Locate every line in the material below that has the word "attached". Copy each of those lines.

-- START SUPPLIED RECORDS --

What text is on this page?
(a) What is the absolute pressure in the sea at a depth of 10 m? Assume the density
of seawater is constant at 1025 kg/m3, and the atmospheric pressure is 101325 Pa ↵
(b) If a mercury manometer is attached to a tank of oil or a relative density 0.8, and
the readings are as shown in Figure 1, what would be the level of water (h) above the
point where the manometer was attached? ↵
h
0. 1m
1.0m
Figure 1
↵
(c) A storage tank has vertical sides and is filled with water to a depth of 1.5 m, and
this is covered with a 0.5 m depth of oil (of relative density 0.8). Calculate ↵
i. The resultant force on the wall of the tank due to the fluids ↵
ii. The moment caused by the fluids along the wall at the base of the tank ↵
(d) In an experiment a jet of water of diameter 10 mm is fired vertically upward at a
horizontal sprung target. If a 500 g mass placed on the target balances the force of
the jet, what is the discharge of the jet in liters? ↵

-- END SUPPLIED RECORDS --

> RESPONSE:
(b) If a mercury manometer is attached to a tank of oil or a relative density 0.8, and
point where the manometer was attached? ↵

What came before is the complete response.